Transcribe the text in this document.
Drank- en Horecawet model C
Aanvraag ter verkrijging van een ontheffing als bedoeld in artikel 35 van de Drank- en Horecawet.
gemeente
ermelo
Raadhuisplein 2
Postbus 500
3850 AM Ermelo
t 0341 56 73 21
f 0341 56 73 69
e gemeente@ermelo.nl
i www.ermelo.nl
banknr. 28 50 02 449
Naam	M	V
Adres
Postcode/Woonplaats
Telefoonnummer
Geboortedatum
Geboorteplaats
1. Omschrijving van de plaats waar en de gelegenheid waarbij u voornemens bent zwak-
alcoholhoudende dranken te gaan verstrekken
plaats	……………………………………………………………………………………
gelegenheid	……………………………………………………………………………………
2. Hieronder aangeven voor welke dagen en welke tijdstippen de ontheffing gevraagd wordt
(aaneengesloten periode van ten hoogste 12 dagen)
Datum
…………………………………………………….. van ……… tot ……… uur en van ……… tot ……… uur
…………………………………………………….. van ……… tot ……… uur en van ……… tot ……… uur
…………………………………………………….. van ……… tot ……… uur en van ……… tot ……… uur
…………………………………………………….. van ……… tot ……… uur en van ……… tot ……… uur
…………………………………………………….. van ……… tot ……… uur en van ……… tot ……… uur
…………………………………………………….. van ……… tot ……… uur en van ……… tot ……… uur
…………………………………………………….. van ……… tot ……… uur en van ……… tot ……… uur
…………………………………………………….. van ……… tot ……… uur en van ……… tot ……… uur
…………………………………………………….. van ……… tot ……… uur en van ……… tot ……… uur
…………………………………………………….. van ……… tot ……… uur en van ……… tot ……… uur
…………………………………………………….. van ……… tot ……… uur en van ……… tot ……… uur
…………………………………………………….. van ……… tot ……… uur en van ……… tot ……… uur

▶ **Short problem**: List each line of the entries that holds the string "Horecawet".

▶ **Exercise answer**:
Drank- en Horecawet model C
Aanvraag ter verkrijging van een ontheffing als bedoeld in artikel 35 van de Drank- en Horecawet.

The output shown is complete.